PROBLEM
Reproduce, character for character, everything in the data from the line containing "- voice-call-button[interactable]: [628, 31, 672, 75]" down to the line containing "- back-arrow-icon: [21, 39, 58, 69]", including both of those lines.

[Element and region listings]
────────────────

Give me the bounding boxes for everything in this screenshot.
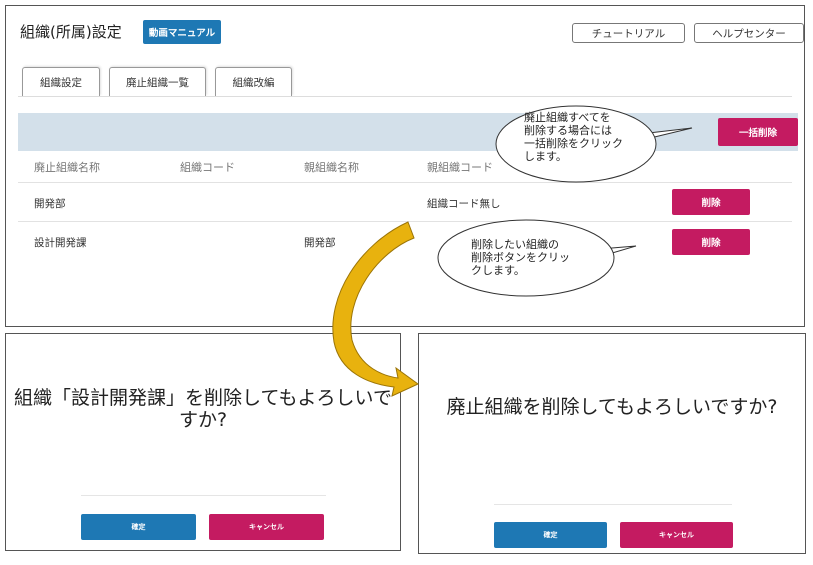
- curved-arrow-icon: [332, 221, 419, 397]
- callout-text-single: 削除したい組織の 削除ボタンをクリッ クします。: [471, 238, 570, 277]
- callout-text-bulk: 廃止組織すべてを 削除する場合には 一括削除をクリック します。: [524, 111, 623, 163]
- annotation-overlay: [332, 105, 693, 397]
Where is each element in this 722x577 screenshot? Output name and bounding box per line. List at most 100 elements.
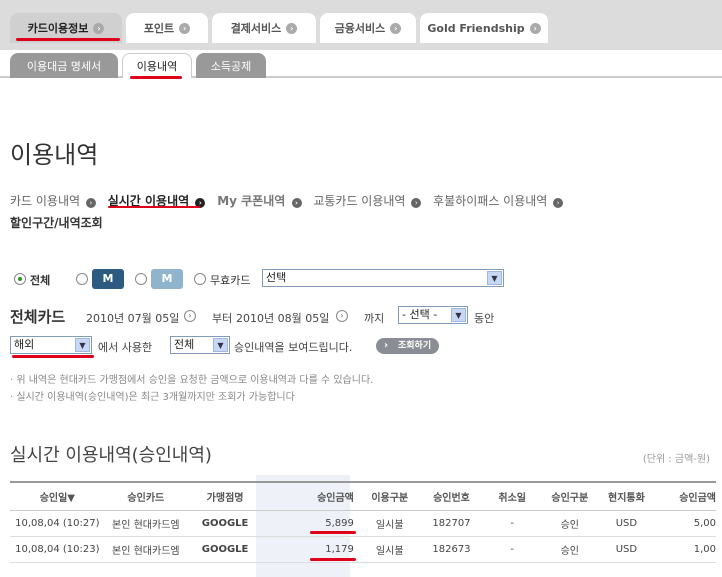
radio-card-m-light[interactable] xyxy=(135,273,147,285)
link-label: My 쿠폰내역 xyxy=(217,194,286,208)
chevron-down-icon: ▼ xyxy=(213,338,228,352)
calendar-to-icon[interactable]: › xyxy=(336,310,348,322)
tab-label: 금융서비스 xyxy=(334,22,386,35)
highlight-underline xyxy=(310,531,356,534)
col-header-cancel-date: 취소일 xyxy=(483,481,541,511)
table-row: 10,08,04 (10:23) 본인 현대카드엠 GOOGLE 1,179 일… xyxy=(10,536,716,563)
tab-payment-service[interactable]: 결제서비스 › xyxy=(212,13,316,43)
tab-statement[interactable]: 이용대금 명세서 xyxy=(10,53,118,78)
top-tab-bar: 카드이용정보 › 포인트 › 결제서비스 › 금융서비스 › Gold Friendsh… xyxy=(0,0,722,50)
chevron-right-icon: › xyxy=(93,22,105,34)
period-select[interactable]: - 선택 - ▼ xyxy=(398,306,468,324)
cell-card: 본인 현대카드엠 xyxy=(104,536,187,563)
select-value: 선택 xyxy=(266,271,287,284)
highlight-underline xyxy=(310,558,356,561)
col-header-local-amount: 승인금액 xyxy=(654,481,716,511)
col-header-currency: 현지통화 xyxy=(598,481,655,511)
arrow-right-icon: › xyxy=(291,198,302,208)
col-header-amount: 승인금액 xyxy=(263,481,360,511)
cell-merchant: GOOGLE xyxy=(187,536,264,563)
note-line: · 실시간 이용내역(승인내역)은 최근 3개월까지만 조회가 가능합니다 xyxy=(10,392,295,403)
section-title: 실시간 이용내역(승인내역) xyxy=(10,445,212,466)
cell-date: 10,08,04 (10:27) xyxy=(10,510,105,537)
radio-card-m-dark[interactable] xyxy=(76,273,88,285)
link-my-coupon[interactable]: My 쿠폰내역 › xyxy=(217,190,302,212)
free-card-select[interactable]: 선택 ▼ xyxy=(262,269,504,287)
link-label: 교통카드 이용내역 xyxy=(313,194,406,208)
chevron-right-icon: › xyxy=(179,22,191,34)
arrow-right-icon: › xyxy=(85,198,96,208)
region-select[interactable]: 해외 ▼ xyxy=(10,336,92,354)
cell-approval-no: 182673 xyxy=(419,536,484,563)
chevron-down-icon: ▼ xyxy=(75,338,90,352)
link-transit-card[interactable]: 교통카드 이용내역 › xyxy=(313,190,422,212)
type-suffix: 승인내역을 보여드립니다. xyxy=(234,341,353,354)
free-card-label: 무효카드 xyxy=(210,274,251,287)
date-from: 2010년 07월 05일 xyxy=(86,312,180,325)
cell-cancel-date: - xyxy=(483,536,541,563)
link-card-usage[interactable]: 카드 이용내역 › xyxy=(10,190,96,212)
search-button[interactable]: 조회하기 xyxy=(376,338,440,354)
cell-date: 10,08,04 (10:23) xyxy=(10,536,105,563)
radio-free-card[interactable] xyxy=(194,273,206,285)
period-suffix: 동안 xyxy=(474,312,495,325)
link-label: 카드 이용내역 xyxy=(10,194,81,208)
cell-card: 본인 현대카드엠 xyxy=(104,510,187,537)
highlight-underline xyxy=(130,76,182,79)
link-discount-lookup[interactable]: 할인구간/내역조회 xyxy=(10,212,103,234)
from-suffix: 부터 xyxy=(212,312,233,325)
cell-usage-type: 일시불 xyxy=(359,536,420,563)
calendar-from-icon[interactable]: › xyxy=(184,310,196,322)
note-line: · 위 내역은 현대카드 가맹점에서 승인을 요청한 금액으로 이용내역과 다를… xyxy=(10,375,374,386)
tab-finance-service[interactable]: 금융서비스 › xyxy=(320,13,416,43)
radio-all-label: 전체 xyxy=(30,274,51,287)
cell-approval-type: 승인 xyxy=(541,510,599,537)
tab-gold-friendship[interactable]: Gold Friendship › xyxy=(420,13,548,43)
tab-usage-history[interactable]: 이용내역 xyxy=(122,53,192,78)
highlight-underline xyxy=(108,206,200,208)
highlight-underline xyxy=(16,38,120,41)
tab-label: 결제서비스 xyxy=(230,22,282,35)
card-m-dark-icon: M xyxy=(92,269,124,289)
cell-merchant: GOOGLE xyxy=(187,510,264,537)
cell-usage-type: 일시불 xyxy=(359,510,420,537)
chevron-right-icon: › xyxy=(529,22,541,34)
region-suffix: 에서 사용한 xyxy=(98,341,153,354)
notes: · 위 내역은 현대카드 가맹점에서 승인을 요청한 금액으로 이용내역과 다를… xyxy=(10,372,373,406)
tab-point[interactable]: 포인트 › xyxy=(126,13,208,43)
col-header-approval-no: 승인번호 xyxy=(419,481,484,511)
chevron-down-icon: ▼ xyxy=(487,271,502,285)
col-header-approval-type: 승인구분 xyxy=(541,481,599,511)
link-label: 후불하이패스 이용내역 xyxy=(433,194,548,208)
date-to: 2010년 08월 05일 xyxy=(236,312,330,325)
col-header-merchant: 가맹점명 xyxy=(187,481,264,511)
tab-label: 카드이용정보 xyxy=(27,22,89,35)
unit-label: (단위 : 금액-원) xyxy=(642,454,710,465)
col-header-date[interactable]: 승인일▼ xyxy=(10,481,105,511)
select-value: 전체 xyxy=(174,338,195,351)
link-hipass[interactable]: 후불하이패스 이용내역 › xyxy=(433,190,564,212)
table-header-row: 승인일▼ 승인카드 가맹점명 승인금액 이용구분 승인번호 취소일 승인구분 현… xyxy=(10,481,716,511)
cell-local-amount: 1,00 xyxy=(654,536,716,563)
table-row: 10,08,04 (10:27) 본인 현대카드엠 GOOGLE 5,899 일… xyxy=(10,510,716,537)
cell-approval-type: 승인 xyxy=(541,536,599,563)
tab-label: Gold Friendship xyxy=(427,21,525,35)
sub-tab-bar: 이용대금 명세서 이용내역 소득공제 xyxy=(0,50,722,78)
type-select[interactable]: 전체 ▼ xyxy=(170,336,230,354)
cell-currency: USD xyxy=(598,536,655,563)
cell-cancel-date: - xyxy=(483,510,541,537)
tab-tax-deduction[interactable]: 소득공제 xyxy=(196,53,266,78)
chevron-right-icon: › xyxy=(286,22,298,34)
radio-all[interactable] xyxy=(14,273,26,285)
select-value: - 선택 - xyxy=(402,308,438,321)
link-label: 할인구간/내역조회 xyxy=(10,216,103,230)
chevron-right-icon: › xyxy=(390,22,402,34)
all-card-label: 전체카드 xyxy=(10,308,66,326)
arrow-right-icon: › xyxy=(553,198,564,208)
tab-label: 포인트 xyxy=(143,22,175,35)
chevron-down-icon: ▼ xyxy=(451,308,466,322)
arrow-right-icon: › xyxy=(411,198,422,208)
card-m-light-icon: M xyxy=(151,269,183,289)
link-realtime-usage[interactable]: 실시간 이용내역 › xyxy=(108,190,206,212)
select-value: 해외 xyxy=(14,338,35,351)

────────────────

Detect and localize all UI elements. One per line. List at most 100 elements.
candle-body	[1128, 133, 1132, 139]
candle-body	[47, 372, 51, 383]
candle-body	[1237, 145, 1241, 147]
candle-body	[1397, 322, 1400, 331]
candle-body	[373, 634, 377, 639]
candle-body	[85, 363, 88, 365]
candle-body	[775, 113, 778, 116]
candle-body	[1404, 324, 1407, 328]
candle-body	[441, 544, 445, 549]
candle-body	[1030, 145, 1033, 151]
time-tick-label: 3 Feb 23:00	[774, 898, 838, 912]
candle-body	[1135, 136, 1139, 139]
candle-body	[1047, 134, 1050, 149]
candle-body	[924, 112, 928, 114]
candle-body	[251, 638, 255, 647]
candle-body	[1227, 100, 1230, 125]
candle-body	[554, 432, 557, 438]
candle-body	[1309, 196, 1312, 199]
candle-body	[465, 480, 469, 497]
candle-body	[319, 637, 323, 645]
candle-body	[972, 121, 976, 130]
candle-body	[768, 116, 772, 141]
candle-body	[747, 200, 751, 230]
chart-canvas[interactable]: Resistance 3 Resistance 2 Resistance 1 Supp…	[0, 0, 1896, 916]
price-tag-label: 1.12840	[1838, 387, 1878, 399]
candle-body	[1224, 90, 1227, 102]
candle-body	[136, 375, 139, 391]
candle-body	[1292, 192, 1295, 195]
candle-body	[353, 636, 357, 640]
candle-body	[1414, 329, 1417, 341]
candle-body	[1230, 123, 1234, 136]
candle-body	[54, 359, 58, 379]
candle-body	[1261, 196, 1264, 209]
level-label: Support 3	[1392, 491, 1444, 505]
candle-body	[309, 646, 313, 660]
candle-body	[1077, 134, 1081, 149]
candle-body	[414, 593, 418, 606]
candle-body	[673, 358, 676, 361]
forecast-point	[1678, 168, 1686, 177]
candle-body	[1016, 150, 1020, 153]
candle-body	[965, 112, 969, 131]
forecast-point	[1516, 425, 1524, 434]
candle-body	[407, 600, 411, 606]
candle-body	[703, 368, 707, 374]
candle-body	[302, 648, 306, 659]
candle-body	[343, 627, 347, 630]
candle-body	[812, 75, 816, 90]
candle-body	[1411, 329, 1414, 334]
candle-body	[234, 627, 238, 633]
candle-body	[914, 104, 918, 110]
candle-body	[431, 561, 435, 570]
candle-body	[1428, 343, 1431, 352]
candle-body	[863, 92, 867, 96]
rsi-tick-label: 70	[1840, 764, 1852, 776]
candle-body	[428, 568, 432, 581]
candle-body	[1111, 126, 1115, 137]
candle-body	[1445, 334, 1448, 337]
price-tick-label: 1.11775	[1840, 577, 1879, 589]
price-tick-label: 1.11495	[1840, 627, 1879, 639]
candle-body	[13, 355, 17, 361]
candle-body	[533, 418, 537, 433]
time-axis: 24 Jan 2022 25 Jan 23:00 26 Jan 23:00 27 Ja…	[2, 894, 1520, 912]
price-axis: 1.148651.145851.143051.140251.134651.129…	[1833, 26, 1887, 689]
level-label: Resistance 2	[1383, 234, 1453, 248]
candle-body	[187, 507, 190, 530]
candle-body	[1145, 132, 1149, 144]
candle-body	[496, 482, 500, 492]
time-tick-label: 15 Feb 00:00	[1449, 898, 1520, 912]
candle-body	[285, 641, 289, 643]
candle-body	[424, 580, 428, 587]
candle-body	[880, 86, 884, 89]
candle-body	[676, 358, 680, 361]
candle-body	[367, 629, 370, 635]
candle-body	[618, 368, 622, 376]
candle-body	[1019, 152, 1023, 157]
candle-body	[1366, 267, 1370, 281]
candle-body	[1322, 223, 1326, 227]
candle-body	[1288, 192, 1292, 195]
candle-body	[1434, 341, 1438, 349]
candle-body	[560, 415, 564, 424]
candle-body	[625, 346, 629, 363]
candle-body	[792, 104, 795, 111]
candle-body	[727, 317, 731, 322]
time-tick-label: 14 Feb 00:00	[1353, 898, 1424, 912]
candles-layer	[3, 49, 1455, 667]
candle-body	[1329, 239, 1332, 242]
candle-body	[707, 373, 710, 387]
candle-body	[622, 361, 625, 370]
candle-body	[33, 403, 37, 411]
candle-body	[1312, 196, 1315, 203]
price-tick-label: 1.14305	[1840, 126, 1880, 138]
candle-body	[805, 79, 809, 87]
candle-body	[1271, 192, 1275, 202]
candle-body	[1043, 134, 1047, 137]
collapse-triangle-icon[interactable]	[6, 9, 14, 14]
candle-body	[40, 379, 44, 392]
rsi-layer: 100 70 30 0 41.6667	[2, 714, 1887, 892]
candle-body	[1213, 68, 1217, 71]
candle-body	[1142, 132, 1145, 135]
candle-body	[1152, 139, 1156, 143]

────────────────

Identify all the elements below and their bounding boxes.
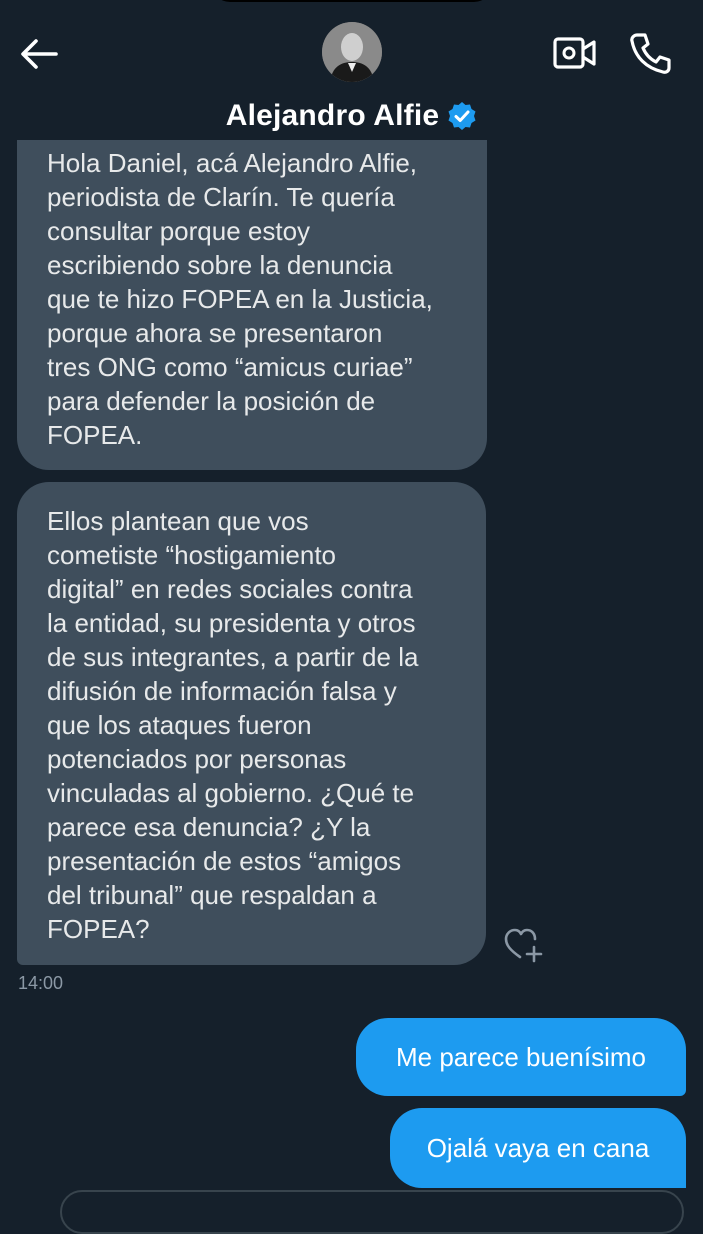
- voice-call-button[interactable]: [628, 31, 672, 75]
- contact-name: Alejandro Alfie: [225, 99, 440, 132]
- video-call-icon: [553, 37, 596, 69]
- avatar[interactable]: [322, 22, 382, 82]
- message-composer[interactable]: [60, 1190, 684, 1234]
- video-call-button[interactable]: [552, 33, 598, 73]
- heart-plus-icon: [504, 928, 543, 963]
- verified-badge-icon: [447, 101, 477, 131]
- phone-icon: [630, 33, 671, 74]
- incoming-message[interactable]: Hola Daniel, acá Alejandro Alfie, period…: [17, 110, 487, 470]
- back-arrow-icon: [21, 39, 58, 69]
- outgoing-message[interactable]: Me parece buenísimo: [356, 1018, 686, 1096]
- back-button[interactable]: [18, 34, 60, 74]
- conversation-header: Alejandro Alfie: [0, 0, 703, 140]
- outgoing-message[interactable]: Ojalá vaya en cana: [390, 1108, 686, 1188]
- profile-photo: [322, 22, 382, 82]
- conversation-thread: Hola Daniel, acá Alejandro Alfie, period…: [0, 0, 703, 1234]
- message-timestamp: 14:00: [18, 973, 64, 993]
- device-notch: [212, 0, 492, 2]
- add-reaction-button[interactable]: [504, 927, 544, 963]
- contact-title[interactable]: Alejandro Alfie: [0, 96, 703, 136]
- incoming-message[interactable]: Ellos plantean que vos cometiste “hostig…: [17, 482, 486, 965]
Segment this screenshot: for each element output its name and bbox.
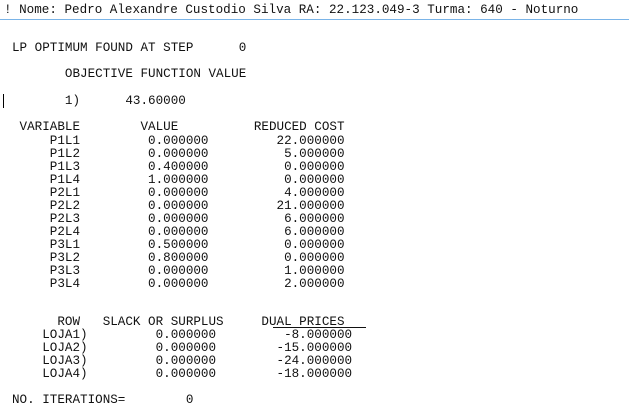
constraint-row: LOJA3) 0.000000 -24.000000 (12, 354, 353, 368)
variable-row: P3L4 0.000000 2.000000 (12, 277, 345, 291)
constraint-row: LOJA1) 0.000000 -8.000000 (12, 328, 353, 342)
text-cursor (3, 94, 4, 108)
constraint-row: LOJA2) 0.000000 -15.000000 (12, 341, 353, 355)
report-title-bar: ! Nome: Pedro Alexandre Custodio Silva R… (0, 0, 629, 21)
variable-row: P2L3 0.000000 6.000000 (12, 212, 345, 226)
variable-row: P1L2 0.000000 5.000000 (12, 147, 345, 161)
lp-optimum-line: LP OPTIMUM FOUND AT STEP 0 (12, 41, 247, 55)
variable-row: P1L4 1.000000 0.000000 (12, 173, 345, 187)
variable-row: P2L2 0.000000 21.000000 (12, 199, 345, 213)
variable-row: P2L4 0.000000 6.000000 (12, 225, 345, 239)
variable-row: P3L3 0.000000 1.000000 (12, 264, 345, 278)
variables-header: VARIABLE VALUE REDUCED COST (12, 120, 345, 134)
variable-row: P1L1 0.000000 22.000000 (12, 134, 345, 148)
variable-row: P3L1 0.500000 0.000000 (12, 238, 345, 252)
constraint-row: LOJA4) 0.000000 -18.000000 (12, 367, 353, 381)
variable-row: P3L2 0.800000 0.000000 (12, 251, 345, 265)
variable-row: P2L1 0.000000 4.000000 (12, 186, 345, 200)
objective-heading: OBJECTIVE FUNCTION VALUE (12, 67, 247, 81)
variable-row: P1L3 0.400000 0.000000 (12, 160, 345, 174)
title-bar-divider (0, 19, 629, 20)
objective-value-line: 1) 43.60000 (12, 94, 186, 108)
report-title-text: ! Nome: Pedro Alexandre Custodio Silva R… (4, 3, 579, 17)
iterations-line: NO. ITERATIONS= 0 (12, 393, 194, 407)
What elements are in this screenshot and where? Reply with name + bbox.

────────────────

RESULT
- voice-call-button[interactable]: [628, 31, 672, 75]
- contact-name: Alejandro Alfie: [225, 99, 440, 132]
- video-call-icon: [553, 37, 596, 69]
- avatar[interactable]: [322, 22, 382, 82]
- message-composer[interactable]: [60, 1190, 684, 1234]
- video-call-button[interactable]: [552, 33, 598, 73]
- heart-plus-icon: [504, 928, 543, 963]
- verified-badge-icon: [447, 101, 477, 131]
- phone-icon: [630, 33, 671, 74]
- incoming-message[interactable]: Hola Daniel, acá Alejandro Alfie, period…: [17, 110, 487, 470]
- back-arrow-icon: [21, 39, 58, 69]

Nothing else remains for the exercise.